• [What the exercise asks]: In the listing below, locate the lines that hold the string "down". Copy those lines.

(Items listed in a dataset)
★ ★ ★

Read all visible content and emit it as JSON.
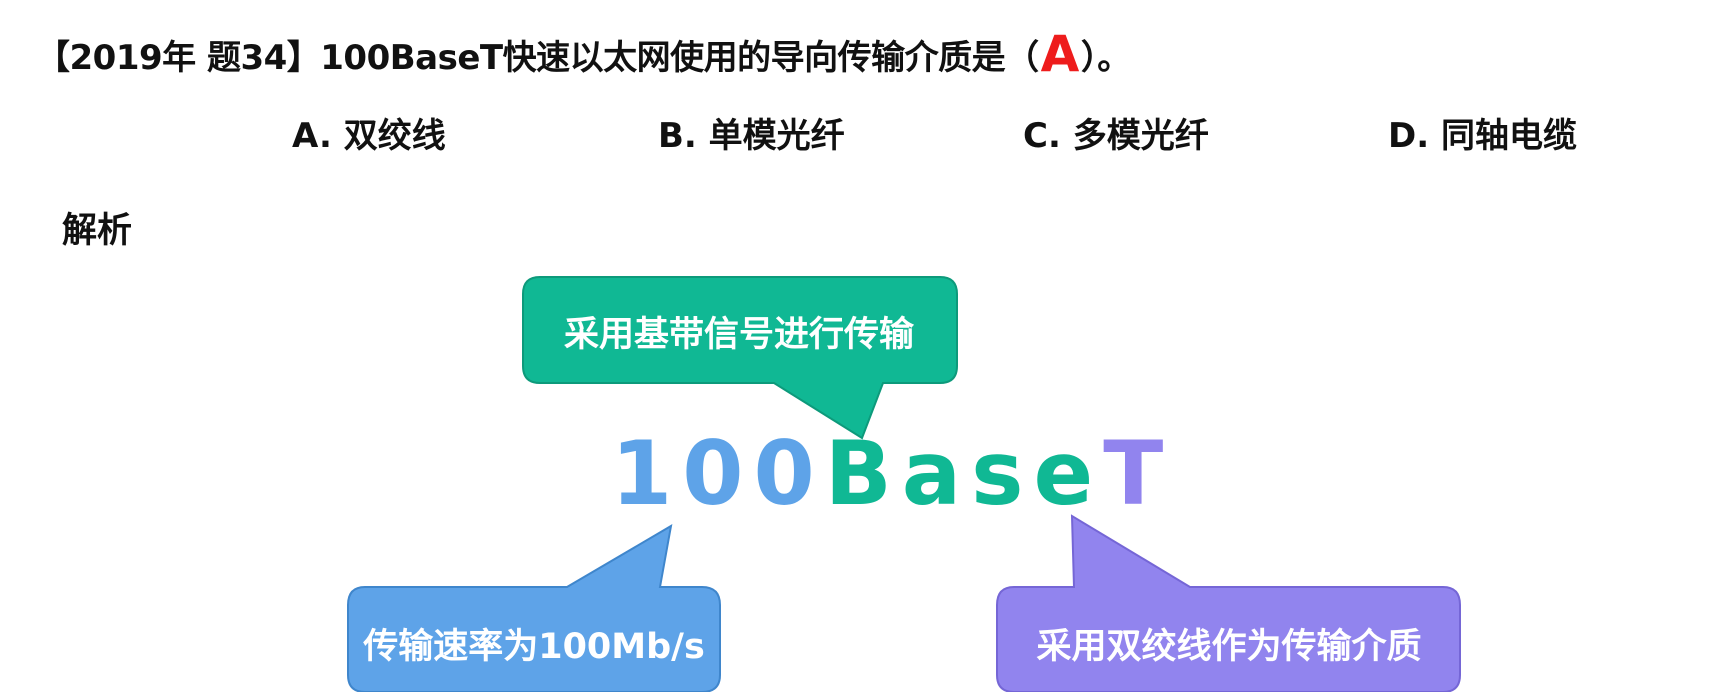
{
  "question": {
    "prefix": "【2019年 题34】100BaseT快速以太网使用的导向传输介质是（",
    "answer": "A",
    "suffix": "）。"
  },
  "options": [
    {
      "label": "A. 双绞线"
    },
    {
      "label": "B. 单模光纤"
    },
    {
      "label": "C. 多模光纤"
    },
    {
      "label": "D. 同轴电缆"
    }
  ],
  "analysis": {
    "title": "解析",
    "term": {
      "part1": "100",
      "part2": "Base",
      "part3": "T"
    },
    "bubbles": {
      "top": "采用基带信号进行传输",
      "left": "传输速率为100Mb/s",
      "right": "采用双绞线作为传输介质"
    }
  },
  "colors": {
    "answer": "#ee1c1c",
    "speed": "#5ea3e8",
    "baseband": "#10b894",
    "twisted_pair": "#9184ee"
  }
}
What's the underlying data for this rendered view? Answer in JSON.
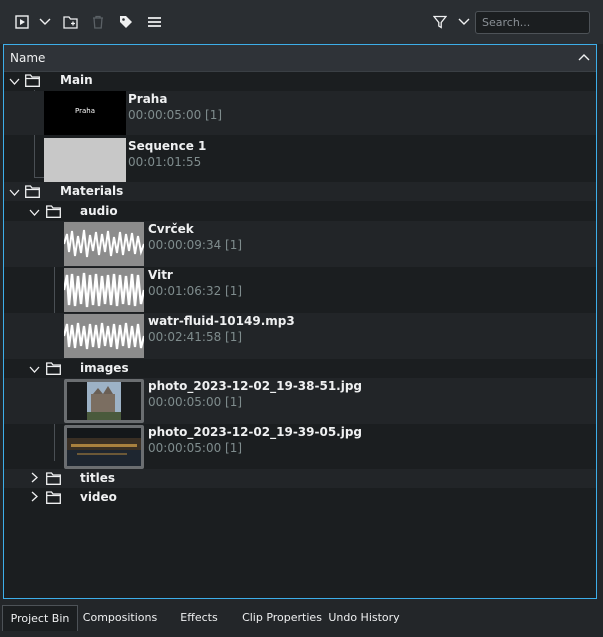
{
  "toolbar": {
    "icons": [
      "add-clip-icon",
      "chevron-down-icon",
      "add-folder-icon",
      "trash-icon",
      "tag-icon",
      "menu-icon",
      "filter-icon",
      "chevron-down-icon"
    ],
    "search_placeholder": "Search..."
  },
  "tree": {
    "column_header": "Name",
    "folders": {
      "main": "Main",
      "materials": "Materials",
      "audio": "audio",
      "images": "images",
      "titles": "titles",
      "video": "video"
    },
    "clips": [
      {
        "title": "Praha",
        "meta": "00:00:05:00 [1]",
        "thumb_text": "Praha"
      },
      {
        "title": "Sequence 1",
        "meta": "00:01:01:55"
      },
      {
        "title": "Cvrček",
        "meta": "00:00:09:34 [1]"
      },
      {
        "title": "Vitr",
        "meta": "00:01:06:32 [1]"
      },
      {
        "title": "watr-fluid-10149.mp3",
        "meta": "00:02:41:58 [1]"
      },
      {
        "title": "photo_2023-12-02_19-38-51.jpg",
        "meta": "00:00:05:00 [1]"
      },
      {
        "title": "photo_2023-12-02_19-39-05.jpg",
        "meta": "00:00:05:00 [1]"
      }
    ]
  },
  "tabs": [
    "Project Bin",
    "Compositions",
    "Effects",
    "Clip Properties",
    "Undo History"
  ],
  "colors": {
    "accent": "#3daee9",
    "background": "#1b1e20",
    "text": "#eff0f1",
    "muted": "#7f8c8d"
  }
}
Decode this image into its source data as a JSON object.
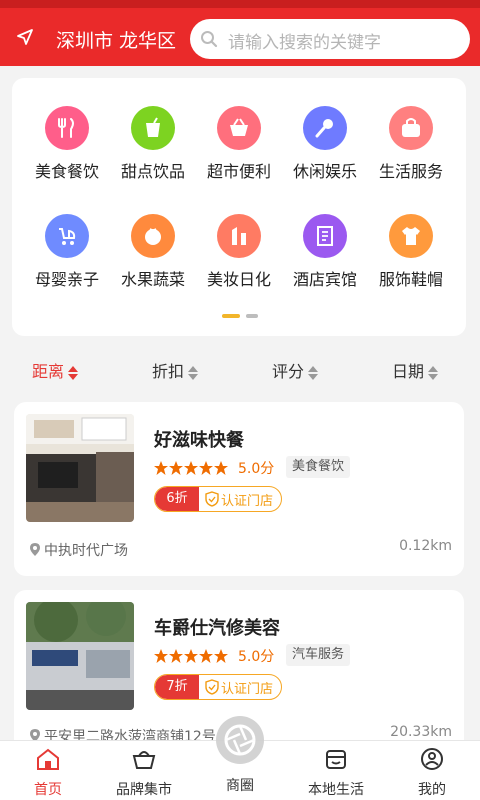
{
  "header": {
    "city": "深圳市 龙华区",
    "search_placeholder": "请输入搜索的关键字"
  },
  "categories": [
    {
      "label": "美食餐饮",
      "icon": "utensils-icon",
      "color": "#ff5e8a"
    },
    {
      "label": "甜点饮品",
      "icon": "drink-cup-icon",
      "color": "#7dd321"
    },
    {
      "label": "超市便利",
      "icon": "basket-icon",
      "color": "#ff6f7d"
    },
    {
      "label": "休闲娱乐",
      "icon": "microphone-icon",
      "color": "#6f7bff"
    },
    {
      "label": "生活服务",
      "icon": "bag-icon",
      "color": "#ff8080"
    },
    {
      "label": "母婴亲子",
      "icon": "stroller-icon",
      "color": "#6f8bff"
    },
    {
      "label": "水果蔬菜",
      "icon": "tomato-icon",
      "color": "#ff8a3d"
    },
    {
      "label": "美妆日化",
      "icon": "lipstick-icon",
      "color": "#ff7b63"
    },
    {
      "label": "酒店宾馆",
      "icon": "hotel-icon",
      "color": "#9b59f0"
    },
    {
      "label": "服饰鞋帽",
      "icon": "shirt-icon",
      "color": "#ff9a3d"
    }
  ],
  "sort": {
    "distance": "距离",
    "discount": "折扣",
    "rating": "评分",
    "date": "日期"
  },
  "shops": [
    {
      "name": "好滋味快餐",
      "score": "5.0分",
      "category": "美食餐饮",
      "discount": "6折",
      "cert": "认证门店",
      "address": "中执时代广场",
      "distance": "0.12km"
    },
    {
      "name": "车爵仕汽修美容",
      "score": "5.0分",
      "category": "汽车服务",
      "discount": "7折",
      "cert": "认证门店",
      "address": "平安里二路水菠湾商铺12号",
      "distance": "20.33km"
    }
  ],
  "tabs": {
    "home": "首页",
    "brand": "品牌集市",
    "circle": "商圈",
    "local": "本地生活",
    "mine": "我的"
  },
  "colors": {
    "brand_red": "#ea2a2a",
    "accent_orange": "#ef6c00"
  }
}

★ ★ ★

• [Written answer]:
      "chevron-down-icon",
      "chevron-down-icon"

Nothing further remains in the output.